◆ **Recorded data**:

/---

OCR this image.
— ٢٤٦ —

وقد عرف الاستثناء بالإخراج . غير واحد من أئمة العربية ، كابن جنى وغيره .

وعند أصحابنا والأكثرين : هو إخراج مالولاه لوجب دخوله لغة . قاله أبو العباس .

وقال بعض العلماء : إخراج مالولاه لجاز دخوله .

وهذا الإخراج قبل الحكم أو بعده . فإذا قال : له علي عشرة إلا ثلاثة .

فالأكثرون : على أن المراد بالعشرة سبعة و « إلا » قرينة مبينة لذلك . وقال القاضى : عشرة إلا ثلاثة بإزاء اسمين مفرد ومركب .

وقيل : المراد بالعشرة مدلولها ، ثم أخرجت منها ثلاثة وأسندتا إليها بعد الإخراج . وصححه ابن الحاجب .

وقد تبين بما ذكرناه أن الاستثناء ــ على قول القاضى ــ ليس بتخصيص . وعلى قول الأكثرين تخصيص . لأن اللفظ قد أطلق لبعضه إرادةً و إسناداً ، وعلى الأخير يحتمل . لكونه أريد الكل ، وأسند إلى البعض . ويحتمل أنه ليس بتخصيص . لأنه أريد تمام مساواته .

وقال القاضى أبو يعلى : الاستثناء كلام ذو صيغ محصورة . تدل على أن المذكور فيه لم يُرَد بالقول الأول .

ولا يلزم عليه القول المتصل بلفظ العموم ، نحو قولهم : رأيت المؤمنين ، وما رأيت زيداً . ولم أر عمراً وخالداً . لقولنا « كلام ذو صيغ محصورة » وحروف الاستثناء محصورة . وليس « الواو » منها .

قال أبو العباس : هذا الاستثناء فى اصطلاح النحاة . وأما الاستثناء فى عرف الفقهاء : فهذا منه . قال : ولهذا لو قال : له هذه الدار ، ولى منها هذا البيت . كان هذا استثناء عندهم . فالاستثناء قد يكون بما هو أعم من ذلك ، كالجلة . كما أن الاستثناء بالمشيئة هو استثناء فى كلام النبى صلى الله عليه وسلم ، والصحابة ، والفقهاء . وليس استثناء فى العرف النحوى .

\---

◆ **TO BE DONE**: Produce an exact copy of all the records.

◆ **RESULT FOR THIS EXERCISE**:
OCR this image.
— ٢٤٦ —

وقد عرف الاستثناء بالإخراج . غير واحد من أئمة العربية ، كابن جنى وغيره .

وعند أصحابنا والأكثرين : هو إخراج مالولاه لوجب دخوله لغة . قاله أبو العباس .

وقال بعض العلماء : إخراج مالولاه لجاز دخوله .

وهذا الإخراج قبل الحكم أو بعده . فإذا قال : له علي عشرة إلا ثلاثة .

فالأكثرون : على أن المراد بالعشرة سبعة و « إلا » قرينة مبينة لذلك . وقال القاضى : عشرة إلا ثلاثة بإزاء اسمين مفرد ومركب .

وقيل : المراد بالعشرة مدلولها ، ثم أخرجت منها ثلاثة وأسندتا إليها بعد الإخراج . وصححه ابن الحاجب .

وقد تبين بما ذكرناه أن الاستثناء ــ على قول القاضى ــ ليس بتخصيص . وعلى قول الأكثرين تخصيص . لأن اللفظ قد أطلق لبعضه إرادةً و إسناداً ، وعلى الأخير يحتمل . لكونه أريد الكل ، وأسند إلى البعض . ويحتمل أنه ليس بتخصيص . لأنه أريد تمام مساواته .

وقال القاضى أبو يعلى : الاستثناء كلام ذو صيغ محصورة . تدل على أن المذكور فيه لم يُرَد بالقول الأول .

ولا يلزم عليه القول المتصل بلفظ العموم ، نحو قولهم : رأيت المؤمنين ، وما رأيت زيداً . ولم أر عمراً وخالداً . لقولنا « كلام ذو صيغ محصورة » وحروف الاستثناء محصورة . وليس « الواو » منها .

قال أبو العباس : هذا الاستثناء فى اصطلاح النحاة . وأما الاستثناء فى عرف الفقهاء : فهذا منه . قال : ولهذا لو قال : له هذه الدار ، ولى منها هذا البيت . كان هذا استثناء عندهم . فالاستثناء قد يكون بما هو أعم من ذلك ، كالجلة . كما أن الاستثناء بالمشيئة هو استثناء فى كلام النبى صلى الله عليه وسلم ، والصحابة ، والفقهاء . وليس استثناء فى العرف النحوى .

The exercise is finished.